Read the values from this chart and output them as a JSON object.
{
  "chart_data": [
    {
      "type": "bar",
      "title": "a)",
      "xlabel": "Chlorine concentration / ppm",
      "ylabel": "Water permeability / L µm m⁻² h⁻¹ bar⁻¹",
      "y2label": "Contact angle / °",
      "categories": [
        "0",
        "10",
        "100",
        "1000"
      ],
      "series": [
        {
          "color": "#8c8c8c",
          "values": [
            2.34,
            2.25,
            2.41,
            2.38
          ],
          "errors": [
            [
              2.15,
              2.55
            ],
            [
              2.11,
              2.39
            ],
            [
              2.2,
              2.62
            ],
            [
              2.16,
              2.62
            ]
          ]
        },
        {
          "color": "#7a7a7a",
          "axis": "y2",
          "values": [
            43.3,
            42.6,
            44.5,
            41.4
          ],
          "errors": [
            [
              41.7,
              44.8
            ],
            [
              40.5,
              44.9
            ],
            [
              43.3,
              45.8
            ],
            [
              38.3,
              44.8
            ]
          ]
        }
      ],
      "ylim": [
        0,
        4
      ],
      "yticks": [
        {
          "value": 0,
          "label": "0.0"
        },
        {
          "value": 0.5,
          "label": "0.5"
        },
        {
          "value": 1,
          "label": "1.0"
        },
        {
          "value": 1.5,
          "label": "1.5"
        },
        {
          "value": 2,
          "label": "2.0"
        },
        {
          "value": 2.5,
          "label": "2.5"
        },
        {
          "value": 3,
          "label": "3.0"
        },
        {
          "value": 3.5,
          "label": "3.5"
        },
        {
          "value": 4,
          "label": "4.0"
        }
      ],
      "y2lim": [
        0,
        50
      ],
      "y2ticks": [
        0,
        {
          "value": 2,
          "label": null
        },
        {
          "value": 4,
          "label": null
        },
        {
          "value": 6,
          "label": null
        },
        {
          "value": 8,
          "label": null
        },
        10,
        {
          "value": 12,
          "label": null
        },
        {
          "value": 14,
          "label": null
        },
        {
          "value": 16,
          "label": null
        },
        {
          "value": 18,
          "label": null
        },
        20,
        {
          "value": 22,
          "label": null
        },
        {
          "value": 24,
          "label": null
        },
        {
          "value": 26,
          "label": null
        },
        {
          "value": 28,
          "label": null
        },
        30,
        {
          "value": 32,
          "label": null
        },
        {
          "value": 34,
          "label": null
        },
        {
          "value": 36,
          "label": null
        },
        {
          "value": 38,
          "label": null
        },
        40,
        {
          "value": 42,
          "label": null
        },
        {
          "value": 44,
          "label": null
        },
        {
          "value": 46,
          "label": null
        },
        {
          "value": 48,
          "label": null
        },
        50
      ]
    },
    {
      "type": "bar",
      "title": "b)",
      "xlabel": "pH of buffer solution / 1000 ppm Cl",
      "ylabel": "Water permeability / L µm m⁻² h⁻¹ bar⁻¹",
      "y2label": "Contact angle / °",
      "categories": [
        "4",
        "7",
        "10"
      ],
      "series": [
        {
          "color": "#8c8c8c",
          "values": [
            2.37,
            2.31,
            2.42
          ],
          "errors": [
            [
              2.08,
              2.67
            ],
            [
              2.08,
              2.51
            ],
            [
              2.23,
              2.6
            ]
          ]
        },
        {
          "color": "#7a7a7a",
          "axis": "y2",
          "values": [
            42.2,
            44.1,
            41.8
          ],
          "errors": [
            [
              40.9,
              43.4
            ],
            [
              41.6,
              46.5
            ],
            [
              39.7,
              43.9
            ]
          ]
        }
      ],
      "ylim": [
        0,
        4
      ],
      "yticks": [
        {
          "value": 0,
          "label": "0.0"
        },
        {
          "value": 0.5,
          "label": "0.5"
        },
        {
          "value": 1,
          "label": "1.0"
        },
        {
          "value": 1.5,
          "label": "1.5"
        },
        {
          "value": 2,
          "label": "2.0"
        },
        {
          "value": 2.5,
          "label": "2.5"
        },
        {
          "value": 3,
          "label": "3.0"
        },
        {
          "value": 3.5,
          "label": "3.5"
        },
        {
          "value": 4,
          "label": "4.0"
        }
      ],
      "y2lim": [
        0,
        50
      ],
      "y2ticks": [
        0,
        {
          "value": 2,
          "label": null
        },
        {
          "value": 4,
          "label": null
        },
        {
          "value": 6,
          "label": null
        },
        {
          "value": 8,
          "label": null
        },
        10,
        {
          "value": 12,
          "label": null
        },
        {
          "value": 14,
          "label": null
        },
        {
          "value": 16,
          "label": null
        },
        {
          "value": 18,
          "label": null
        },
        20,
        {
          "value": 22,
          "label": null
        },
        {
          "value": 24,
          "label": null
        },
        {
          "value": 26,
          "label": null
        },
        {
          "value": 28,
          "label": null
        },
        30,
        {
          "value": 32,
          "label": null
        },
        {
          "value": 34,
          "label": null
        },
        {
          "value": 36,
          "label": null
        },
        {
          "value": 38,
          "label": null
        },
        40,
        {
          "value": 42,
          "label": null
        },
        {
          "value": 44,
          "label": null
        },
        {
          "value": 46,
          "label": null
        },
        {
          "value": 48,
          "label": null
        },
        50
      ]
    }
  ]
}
══════════════════════════════
* [Written instruction]:
Repeat the records above exactly.

* [Response to this exercise]:
Read the values from this chart and output them as a JSON object.
{
  "chart_data": [
    {
      "type": "bar",
      "title": "a)",
      "xlabel": "Chlorine concentration / ppm",
      "ylabel": "Water permeability / L µm m⁻² h⁻¹ bar⁻¹",
      "y2label": "Contact angle / °",
      "categories": [
        "0",
        "10",
        "100",
        "1000"
      ],
      "series": [
        {
          "color": "#8c8c8c",
          "values": [
            2.34,
            2.25,
            2.41,
            2.38
          ],
          "errors": [
            [
              2.15,
              2.55
            ],
            [
              2.11,
              2.39
            ],
            [
              2.2,
              2.62
            ],
            [
              2.16,
              2.62
            ]
          ]
        },
        {
          "color": "#7a7a7a",
          "axis": "y2",
          "values": [
            43.3,
            42.6,
            44.5,
            41.4
          ],
          "errors": [
            [
              41.7,
              44.8
            ],
            [
              40.5,
              44.9
            ],
            [
              43.3,
              45.8
            ],
            [
              38.3,
              44.8
            ]
          ]
        }
      ],
      "ylim": [
        0,
        4
      ],
      "yticks": [
        {
          "value": 0,
          "label": "0.0"
        },
        {
          "value": 0.5,
          "label": "0.5"
        },
        {
          "value": 1,
          "label": "1.0"
        },
        {
          "value": 1.5,
          "label": "1.5"
        },
        {
          "value": 2,
          "label": "2.0"
        },
        {
          "value": 2.5,
          "label": "2.5"
        },
        {
          "value": 3,
          "label": "3.0"
        },
        {
          "value": 3.5,
          "label": "3.5"
        },
        {
          "value": 4,
          "label": "4.0"
        }
      ],
      "y2lim": [
        0,
        50
      ],
      "y2ticks": [
        0,
        {
          "value": 2,
          "label": null
        },
        {
          "value": 4,
          "label": null
        },
        {
          "value": 6,
          "label": null
        },
        {
          "value": 8,
          "label": null
        },
        10,
        {
          "value": 12,
          "label": null
        },
        {
          "value": 14,
          "label": null
        },
        {
          "value": 16,
          "label": null
        },
        {
          "value": 18,
          "label": null
        },
        20,
        {
          "value": 22,
          "label": null
        },
        {
          "value": 24,
          "label": null
        },
        {
          "value": 26,
          "label": null
        },
        {
          "value": 28,
          "label": null
        },
        30,
        {
          "value": 32,
          "label": null
        },
        {
          "value": 34,
          "label": null
        },
        {
          "value": 36,
          "label": null
        },
        {
          "value": 38,
          "label": null
        },
        40,
        {
          "value": 42,
          "label": null
        },
        {
          "value": 44,
          "label": null
        },
        {
          "value": 46,
          "label": null
        },
        {
          "value": 48,
          "label": null
        },
        50
      ]
    },
    {
      "type": "bar",
      "title": "b)",
      "xlabel": "pH of buffer solution / 1000 ppm Cl",
      "ylabel": "Water permeability / L µm m⁻² h⁻¹ bar⁻¹",
      "y2label": "Contact angle / °",
      "categories": [
        "4",
        "7",
        "10"
      ],
      "series": [
        {
          "color": "#8c8c8c",
          "values": [
            2.37,
            2.31,
            2.42
          ],
          "errors": [
            [
              2.08,
              2.67
            ],
            [
              2.08,
              2.51
            ],
            [
              2.23,
              2.6
            ]
          ]
        },
        {
          "color": "#7a7a7a",
          "axis": "y2",
          "values": [
            42.2,
            44.1,
            41.8
          ],
          "errors": [
            [
              40.9,
              43.4
            ],
            [
              41.6,
              46.5
            ],
            [
              39.7,
              43.9
            ]
          ]
        }
      ],
      "ylim": [
        0,
        4
      ],
      "yticks": [
        {
          "value": 0,
          "label": "0.0"
        },
        {
          "value": 0.5,
          "label": "0.5"
        },
        {
          "value": 1,
          "label": "1.0"
        },
        {
          "value": 1.5,
          "label": "1.5"
        },
        {
          "value": 2,
          "label": "2.0"
        },
        {
          "value": 2.5,
          "label": "2.5"
        },
        {
          "value": 3,
          "label": "3.0"
        },
        {
          "value": 3.5,
          "label": "3.5"
        },
        {
          "value": 4,
          "label": "4.0"
        }
      ],
      "y2lim": [
        0,
        50
      ],
      "y2ticks": [
        0,
        {
          "value": 2,
          "label": null
        },
        {
          "value": 4,
          "label": null
        },
        {
          "value": 6,
          "label": null
        },
        {
          "value": 8,
          "label": null
        },
        10,
        {
          "value": 12,
          "label": null
        },
        {
          "value": 14,
          "label": null
        },
        {
          "value": 16,
          "label": null
        },
        {
          "value": 18,
          "label": null
        },
        20,
        {
          "value": 22,
          "label": null
        },
        {
          "value": 24,
          "label": null
        },
        {
          "value": 26,
          "label": null
        },
        {
          "value": 28,
          "label": null
        },
        30,
        {
          "value": 32,
          "label": null
        },
        {
          "value": 34,
          "label": null
        },
        {
          "value": 36,
          "label": null
        },
        {
          "value": 38,
          "label": null
        },
        40,
        {
          "value": 42,
          "label": null
        },
        {
          "value": 44,
          "label": null
        },
        {
          "value": 46,
          "label": null
        },
        {
          "value": 48,
          "label": null
        },
        50
      ]
    }
  ]
}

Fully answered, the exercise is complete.